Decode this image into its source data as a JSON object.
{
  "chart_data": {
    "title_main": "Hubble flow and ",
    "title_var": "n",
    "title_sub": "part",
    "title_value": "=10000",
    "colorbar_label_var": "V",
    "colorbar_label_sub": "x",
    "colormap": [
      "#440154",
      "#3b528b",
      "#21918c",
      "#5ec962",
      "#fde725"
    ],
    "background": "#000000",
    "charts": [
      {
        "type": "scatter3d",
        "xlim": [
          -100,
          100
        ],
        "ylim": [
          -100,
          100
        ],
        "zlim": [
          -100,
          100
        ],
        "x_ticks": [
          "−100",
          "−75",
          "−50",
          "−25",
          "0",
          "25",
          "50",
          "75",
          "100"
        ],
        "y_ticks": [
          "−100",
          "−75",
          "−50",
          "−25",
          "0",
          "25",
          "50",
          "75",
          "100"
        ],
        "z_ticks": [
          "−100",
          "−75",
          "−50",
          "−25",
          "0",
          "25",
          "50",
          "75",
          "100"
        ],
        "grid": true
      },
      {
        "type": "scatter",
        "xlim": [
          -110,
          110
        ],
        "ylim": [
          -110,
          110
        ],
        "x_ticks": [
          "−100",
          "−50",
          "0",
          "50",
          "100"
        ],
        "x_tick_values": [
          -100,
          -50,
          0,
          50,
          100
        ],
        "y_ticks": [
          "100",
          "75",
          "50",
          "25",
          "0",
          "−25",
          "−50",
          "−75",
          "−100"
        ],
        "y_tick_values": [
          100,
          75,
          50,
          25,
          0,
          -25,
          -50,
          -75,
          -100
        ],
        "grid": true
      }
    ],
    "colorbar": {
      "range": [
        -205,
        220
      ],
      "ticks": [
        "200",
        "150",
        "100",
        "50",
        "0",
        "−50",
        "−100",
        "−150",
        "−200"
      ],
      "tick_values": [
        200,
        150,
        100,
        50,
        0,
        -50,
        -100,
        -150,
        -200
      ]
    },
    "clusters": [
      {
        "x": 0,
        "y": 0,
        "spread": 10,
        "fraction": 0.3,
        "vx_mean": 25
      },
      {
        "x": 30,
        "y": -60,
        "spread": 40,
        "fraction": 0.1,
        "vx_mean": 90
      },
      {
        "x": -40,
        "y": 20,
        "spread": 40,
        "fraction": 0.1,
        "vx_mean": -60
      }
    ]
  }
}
★ ★ ★ ★ ★
Transcribe the records above exactly as they appear.

COMPLETED TASK:
Decode this image into its source data as a JSON object.
{
  "chart_data": {
    "title_main": "Hubble flow and ",
    "title_var": "n",
    "title_sub": "part",
    "title_value": "=10000",
    "colorbar_label_var": "V",
    "colorbar_label_sub": "x",
    "colormap": [
      "#440154",
      "#3b528b",
      "#21918c",
      "#5ec962",
      "#fde725"
    ],
    "background": "#000000",
    "charts": [
      {
        "type": "scatter3d",
        "xlim": [
          -100,
          100
        ],
        "ylim": [
          -100,
          100
        ],
        "zlim": [
          -100,
          100
        ],
        "x_ticks": [
          "−100",
          "−75",
          "−50",
          "−25",
          "0",
          "25",
          "50",
          "75",
          "100"
        ],
        "y_ticks": [
          "−100",
          "−75",
          "−50",
          "−25",
          "0",
          "25",
          "50",
          "75",
          "100"
        ],
        "z_ticks": [
          "−100",
          "−75",
          "−50",
          "−25",
          "0",
          "25",
          "50",
          "75",
          "100"
        ],
        "grid": true
      },
      {
        "type": "scatter",
        "xlim": [
          -110,
          110
        ],
        "ylim": [
          -110,
          110
        ],
        "x_ticks": [
          "−100",
          "−50",
          "0",
          "50",
          "100"
        ],
        "x_tick_values": [
          -100,
          -50,
          0,
          50,
          100
        ],
        "y_ticks": [
          "100",
          "75",
          "50",
          "25",
          "0",
          "−25",
          "−50",
          "−75",
          "−100"
        ],
        "y_tick_values": [
          100,
          75,
          50,
          25,
          0,
          -25,
          -50,
          -75,
          -100
        ],
        "grid": true
      }
    ],
    "colorbar": {
      "range": [
        -205,
        220
      ],
      "ticks": [
        "200",
        "150",
        "100",
        "50",
        "0",
        "−50",
        "−100",
        "−150",
        "−200"
      ],
      "tick_values": [
        200,
        150,
        100,
        50,
        0,
        -50,
        -100,
        -150,
        -200
      ]
    },
    "clusters": [
      {
        "x": 0,
        "y": 0,
        "spread": 10,
        "fraction": 0.3,
        "vx_mean": 25
      },
      {
        "x": 30,
        "y": -60,
        "spread": 40,
        "fraction": 0.1,
        "vx_mean": 90
      },
      {
        "x": -40,
        "y": 20,
        "spread": 40,
        "fraction": 0.1,
        "vx_mean": -60
      }
    ]
  }
}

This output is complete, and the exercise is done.